INSTRUCTIONS FOR THE TASK: Images must not appear in your copy; reproduce every other part of the records exactly.

Records that describe figures:
— begin —

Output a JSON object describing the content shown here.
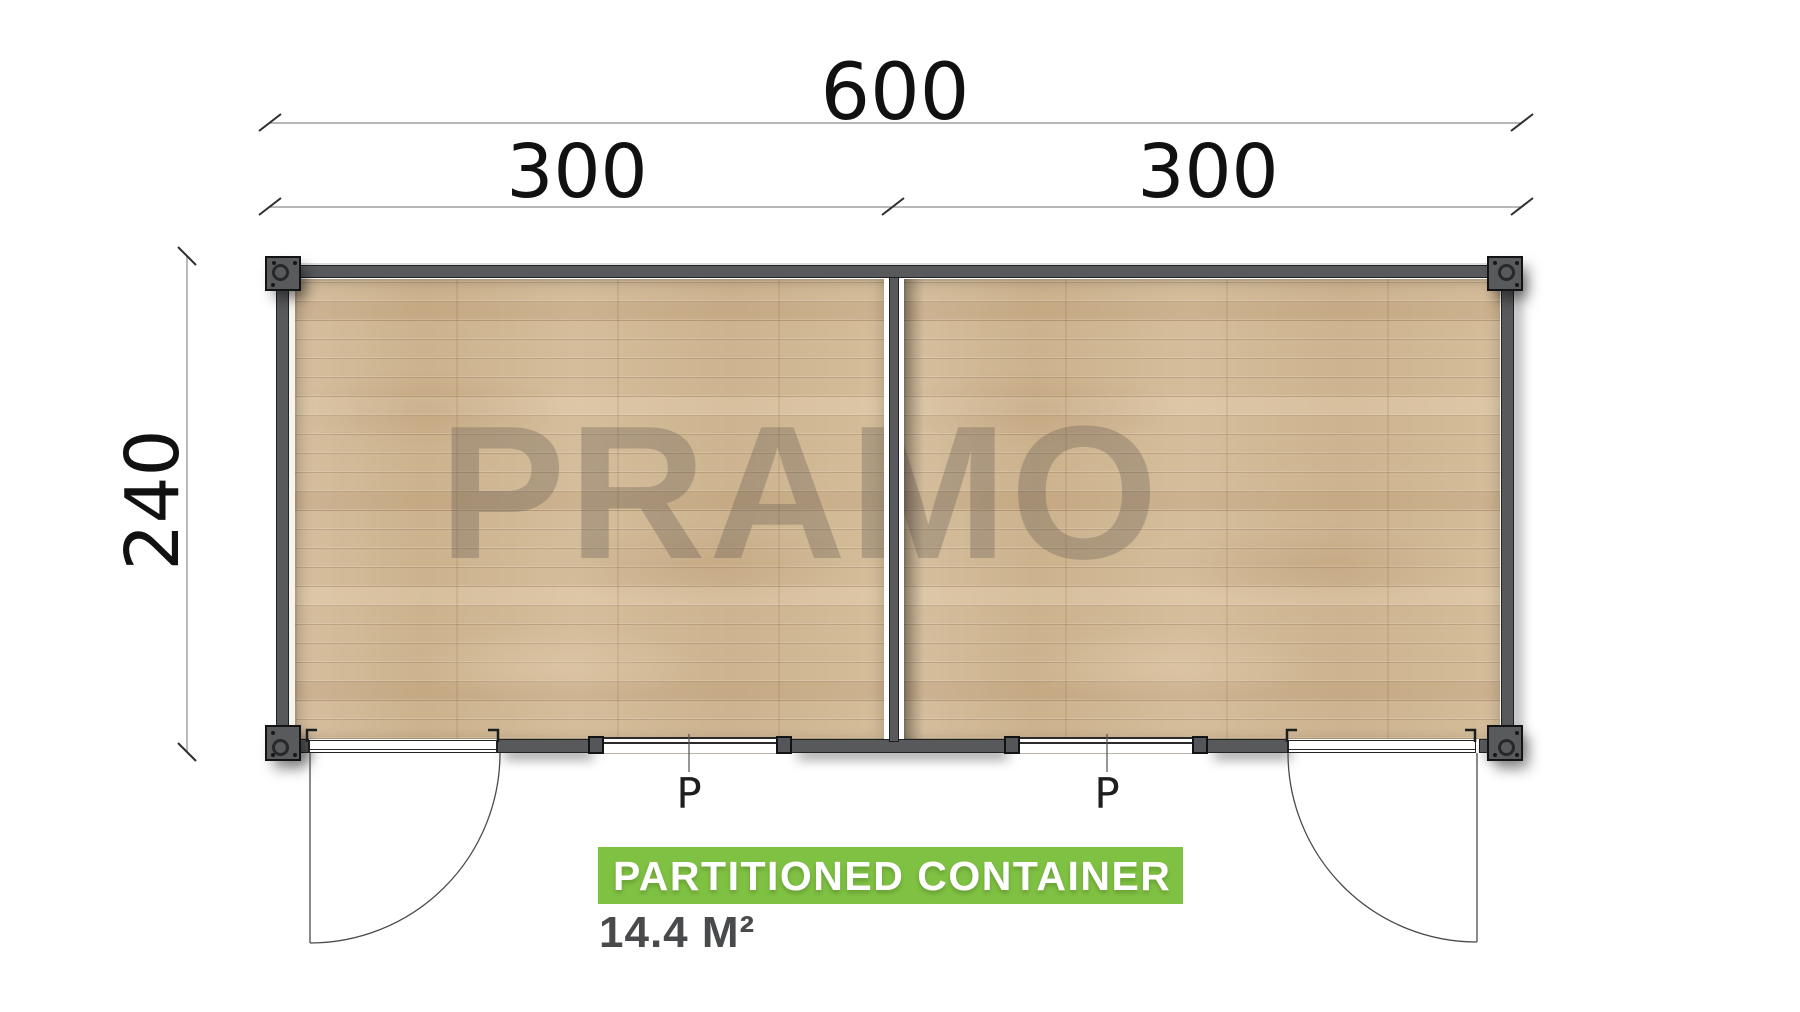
{
  "watermark": "PRAMO",
  "dimensions": {
    "total": "600",
    "left": "300",
    "right": "300",
    "side": "240"
  },
  "windows": {
    "left_label": "P",
    "right_label": "P"
  },
  "caption": {
    "title": "PARTITIONED CONTAINER",
    "area": "14.4 M²"
  },
  "colors": {
    "accent_green": "#7fc142",
    "wall_gray": "#58595b",
    "floor_wood": "#d2b996",
    "dim_text": "#111111",
    "area_text": "#494a4c"
  }
}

— end —

FULL OUTPUT:
Output a JSON object describing the content shown here.
{
  "watermark": "PRAMO",
  "dimensions": {
    "total": "600",
    "left": "300",
    "right": "300",
    "side": "240"
  },
  "windows": {
    "left_label": "P",
    "right_label": "P"
  },
  "caption": {
    "title": "PARTITIONED CONTAINER",
    "area": "14.4 M²"
  },
  "colors": {
    "accent_green": "#7fc142",
    "wall_gray": "#58595b",
    "floor_wood": "#d2b996",
    "dim_text": "#111111",
    "area_text": "#494a4c"
  }
}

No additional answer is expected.